Rows from a figure dataset:
※ ※ ※

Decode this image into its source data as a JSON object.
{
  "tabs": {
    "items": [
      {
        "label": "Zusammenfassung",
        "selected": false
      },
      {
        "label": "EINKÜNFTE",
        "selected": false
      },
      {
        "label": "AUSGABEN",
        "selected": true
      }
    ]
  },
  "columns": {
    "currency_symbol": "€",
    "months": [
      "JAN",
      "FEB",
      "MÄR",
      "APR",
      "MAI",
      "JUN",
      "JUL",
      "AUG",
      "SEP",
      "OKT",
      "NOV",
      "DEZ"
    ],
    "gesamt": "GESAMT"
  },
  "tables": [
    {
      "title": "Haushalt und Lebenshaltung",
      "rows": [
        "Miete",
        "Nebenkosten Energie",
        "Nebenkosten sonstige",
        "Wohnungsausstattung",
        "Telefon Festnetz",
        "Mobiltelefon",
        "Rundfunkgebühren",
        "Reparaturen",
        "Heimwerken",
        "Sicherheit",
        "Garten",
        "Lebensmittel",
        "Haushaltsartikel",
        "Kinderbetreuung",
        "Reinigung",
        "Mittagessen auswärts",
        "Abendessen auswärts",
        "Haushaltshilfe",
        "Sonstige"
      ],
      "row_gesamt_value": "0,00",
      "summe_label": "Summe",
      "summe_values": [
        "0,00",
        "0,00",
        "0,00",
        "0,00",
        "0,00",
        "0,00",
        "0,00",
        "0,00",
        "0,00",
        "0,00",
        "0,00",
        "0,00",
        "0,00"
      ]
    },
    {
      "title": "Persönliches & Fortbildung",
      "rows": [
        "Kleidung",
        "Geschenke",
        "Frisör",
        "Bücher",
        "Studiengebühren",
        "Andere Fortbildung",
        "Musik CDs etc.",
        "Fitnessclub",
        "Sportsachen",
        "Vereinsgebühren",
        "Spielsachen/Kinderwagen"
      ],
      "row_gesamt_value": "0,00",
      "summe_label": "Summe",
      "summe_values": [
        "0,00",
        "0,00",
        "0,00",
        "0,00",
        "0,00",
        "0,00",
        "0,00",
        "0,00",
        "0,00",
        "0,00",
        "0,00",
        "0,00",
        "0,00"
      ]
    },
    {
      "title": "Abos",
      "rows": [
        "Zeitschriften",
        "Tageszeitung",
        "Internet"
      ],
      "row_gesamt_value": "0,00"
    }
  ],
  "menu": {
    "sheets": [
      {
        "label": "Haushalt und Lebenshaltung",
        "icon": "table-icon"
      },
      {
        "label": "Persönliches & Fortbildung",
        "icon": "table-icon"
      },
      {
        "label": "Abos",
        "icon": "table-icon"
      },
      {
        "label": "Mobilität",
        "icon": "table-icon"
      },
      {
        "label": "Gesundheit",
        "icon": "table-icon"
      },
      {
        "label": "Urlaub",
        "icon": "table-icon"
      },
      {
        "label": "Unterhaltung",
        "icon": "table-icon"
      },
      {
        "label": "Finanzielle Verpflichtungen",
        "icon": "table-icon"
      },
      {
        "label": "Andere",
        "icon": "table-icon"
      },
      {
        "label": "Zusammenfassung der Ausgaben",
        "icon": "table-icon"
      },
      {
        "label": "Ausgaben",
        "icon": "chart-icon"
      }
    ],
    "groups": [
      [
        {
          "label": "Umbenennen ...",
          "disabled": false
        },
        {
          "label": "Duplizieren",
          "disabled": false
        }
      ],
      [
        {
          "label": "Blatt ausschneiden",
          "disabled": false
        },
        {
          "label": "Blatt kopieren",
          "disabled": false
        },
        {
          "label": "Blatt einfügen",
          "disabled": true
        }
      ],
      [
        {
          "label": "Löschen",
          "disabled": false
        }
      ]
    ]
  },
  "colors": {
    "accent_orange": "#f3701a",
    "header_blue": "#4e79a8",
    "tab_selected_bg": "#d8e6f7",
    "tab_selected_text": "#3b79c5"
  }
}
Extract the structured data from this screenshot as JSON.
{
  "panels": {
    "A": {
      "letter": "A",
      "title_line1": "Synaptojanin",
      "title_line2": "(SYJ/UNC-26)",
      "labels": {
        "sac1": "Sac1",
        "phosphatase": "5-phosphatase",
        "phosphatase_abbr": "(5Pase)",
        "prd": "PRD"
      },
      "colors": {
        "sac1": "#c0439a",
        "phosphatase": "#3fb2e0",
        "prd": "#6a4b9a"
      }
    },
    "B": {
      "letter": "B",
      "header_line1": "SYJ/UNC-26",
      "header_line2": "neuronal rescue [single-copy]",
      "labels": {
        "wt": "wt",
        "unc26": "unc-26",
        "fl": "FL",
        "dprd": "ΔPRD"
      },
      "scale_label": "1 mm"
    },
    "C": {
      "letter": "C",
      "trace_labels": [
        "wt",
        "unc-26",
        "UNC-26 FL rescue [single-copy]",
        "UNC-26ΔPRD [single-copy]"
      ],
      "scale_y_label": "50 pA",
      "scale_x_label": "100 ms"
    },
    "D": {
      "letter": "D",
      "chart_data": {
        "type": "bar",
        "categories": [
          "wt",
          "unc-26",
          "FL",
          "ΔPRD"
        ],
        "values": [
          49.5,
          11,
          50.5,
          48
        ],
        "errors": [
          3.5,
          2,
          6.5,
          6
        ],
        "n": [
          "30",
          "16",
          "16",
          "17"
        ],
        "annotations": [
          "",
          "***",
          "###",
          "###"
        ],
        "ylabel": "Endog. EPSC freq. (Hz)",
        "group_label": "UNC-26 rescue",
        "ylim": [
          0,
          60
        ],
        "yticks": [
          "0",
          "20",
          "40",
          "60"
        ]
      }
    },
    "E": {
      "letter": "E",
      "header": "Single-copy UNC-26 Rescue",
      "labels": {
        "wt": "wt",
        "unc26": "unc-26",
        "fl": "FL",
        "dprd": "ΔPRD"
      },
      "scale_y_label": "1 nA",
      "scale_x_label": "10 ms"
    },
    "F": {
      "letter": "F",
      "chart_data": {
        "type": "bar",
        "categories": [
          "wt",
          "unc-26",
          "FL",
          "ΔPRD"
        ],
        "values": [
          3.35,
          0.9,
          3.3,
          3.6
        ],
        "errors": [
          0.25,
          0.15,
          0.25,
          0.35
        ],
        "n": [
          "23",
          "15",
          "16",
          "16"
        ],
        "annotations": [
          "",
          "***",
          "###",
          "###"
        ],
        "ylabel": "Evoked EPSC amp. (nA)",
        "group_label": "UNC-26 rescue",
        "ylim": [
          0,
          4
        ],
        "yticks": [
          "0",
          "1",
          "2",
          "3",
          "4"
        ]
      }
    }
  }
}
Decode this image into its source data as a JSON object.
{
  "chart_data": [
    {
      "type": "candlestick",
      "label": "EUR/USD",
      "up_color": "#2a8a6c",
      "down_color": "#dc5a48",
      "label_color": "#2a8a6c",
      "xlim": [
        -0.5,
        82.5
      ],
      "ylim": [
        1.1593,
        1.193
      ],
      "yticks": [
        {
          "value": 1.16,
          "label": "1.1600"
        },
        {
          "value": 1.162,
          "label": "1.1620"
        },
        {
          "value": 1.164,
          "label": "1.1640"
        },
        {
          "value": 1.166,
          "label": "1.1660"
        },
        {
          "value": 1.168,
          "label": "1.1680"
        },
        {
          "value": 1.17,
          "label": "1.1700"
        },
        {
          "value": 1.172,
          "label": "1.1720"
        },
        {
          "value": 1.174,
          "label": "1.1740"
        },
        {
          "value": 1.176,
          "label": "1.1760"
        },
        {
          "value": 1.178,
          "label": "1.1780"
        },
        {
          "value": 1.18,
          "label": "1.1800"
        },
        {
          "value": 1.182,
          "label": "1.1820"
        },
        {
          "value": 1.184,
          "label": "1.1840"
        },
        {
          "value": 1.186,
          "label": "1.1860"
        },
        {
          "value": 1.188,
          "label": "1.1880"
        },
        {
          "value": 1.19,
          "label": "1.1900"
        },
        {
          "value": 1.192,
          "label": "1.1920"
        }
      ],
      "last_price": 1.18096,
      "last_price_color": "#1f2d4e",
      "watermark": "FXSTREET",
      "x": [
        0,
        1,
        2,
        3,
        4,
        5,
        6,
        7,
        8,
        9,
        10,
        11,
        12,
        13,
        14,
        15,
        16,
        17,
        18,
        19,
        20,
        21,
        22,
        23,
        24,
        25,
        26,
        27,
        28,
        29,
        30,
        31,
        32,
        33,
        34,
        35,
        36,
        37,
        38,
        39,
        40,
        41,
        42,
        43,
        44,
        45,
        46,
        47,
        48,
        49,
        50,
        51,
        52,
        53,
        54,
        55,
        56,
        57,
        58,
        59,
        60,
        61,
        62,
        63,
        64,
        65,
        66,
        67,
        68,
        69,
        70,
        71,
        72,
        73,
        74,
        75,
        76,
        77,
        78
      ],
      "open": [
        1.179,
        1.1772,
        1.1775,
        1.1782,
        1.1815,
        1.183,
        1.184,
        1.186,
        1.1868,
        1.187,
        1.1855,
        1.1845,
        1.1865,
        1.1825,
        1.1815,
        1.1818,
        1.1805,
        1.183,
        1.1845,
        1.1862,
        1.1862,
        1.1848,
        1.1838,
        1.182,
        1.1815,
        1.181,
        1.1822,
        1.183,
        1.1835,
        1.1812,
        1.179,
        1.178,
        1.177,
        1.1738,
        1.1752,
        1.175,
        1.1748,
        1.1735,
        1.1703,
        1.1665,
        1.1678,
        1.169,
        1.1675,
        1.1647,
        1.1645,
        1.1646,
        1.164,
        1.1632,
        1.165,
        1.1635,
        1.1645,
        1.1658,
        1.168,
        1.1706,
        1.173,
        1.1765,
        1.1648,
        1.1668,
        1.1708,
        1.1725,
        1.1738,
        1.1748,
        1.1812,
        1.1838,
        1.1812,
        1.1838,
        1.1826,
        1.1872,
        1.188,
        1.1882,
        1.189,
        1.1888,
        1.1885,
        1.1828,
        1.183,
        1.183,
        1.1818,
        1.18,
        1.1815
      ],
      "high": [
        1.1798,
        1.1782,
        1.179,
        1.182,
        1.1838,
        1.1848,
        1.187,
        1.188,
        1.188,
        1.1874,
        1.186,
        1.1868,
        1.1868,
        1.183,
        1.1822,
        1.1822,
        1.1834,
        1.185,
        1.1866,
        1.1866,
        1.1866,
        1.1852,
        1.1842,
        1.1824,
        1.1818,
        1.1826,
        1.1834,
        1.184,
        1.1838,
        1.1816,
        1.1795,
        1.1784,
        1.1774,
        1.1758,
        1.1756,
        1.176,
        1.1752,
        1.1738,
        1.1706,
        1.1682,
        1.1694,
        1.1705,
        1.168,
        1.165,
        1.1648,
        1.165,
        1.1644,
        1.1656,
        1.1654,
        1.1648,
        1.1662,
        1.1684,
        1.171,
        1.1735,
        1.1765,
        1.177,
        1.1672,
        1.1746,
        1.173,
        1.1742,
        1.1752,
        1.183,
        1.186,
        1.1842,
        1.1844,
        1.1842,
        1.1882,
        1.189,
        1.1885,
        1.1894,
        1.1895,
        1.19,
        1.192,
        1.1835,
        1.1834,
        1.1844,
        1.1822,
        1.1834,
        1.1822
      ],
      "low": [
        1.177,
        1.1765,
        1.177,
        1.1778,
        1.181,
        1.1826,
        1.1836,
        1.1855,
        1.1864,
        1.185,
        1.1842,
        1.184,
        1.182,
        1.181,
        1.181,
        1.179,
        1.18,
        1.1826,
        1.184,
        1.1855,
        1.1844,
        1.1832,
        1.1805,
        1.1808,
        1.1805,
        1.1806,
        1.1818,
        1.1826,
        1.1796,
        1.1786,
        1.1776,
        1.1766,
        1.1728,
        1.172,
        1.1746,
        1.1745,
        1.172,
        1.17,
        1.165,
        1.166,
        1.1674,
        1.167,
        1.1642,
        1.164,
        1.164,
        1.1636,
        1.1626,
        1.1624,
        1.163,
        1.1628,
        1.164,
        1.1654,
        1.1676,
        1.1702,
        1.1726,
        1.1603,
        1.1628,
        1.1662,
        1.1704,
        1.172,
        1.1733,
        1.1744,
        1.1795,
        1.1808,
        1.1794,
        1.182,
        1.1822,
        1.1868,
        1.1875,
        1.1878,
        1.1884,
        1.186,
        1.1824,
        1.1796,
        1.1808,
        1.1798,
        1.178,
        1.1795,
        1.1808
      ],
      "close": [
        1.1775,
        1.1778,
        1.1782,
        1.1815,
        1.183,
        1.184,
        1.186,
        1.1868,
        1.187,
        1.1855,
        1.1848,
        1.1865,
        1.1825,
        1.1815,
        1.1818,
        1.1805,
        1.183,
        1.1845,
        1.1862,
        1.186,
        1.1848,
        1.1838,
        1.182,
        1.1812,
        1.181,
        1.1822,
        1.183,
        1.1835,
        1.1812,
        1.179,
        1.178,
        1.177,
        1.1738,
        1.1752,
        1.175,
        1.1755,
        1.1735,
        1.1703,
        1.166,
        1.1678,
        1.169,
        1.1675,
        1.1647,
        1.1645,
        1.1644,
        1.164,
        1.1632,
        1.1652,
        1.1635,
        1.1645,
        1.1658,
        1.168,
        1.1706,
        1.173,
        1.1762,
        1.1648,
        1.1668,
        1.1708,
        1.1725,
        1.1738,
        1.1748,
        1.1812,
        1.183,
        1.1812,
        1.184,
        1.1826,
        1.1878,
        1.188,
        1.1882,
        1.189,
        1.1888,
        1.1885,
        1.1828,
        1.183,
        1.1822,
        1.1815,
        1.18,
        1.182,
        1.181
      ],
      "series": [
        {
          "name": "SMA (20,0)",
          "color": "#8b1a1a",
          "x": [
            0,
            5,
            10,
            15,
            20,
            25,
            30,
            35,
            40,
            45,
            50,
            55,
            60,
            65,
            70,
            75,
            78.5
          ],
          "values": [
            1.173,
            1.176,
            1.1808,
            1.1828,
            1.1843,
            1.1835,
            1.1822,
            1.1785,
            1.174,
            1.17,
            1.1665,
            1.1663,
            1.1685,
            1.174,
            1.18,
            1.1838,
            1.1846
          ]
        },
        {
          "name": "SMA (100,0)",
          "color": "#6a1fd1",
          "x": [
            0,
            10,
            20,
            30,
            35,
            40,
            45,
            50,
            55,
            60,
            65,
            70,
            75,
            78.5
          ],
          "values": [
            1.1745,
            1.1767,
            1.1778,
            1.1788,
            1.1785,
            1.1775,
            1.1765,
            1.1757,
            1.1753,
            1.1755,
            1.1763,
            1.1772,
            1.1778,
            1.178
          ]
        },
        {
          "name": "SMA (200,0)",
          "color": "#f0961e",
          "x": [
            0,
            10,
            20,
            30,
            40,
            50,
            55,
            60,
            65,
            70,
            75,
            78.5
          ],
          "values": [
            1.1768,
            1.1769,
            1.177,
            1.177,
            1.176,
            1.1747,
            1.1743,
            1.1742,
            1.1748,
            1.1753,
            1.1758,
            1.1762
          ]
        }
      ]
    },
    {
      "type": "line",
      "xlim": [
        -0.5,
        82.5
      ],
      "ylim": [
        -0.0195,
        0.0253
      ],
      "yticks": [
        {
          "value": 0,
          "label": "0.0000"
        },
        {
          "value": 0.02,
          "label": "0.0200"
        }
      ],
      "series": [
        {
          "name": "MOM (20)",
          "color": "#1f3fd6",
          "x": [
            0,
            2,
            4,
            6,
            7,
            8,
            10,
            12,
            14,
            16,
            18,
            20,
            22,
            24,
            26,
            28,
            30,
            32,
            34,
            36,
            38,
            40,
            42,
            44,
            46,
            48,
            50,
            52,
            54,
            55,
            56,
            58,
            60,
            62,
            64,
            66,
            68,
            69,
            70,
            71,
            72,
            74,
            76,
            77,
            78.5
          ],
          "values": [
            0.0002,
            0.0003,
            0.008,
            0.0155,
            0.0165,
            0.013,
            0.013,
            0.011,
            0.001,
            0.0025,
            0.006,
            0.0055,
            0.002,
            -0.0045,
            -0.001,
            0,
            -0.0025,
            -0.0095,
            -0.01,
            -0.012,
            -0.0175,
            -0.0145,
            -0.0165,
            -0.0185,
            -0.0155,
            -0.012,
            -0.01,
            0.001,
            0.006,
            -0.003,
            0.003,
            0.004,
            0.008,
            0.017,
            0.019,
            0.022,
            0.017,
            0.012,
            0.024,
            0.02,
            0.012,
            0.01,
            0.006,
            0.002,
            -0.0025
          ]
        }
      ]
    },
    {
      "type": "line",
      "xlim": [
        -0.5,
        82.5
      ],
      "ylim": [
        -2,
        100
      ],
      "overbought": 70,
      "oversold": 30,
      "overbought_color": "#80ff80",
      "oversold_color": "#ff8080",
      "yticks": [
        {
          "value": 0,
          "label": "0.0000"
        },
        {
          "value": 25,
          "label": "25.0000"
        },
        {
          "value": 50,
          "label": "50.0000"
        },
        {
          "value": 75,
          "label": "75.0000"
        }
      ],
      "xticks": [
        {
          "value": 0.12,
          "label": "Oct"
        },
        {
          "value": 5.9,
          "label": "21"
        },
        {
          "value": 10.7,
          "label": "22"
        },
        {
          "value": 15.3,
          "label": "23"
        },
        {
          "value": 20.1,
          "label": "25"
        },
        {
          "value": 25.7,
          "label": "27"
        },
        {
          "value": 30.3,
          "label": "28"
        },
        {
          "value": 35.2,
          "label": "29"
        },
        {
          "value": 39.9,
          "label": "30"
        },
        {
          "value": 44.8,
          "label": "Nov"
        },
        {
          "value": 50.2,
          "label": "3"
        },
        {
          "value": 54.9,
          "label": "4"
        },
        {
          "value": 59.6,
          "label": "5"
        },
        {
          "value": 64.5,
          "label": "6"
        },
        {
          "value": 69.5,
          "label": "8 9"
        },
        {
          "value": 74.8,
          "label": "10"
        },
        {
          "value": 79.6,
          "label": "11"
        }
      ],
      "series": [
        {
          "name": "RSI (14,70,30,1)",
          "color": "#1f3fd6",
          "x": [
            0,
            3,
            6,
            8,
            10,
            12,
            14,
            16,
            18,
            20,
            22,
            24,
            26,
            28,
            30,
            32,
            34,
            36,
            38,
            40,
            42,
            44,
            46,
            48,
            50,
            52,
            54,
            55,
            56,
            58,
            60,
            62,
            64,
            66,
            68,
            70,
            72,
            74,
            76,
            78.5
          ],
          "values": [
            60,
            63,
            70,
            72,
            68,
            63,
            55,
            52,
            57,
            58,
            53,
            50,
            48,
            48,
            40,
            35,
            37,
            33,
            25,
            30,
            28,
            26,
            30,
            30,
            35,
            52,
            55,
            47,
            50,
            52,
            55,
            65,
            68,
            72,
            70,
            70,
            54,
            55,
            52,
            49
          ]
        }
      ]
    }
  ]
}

※ ※ ※

## SHORT PROBLEM
Of all the lines in the data above, state how many include "auswärts". Say only the number.

## RESULT FOR THIS TASK
2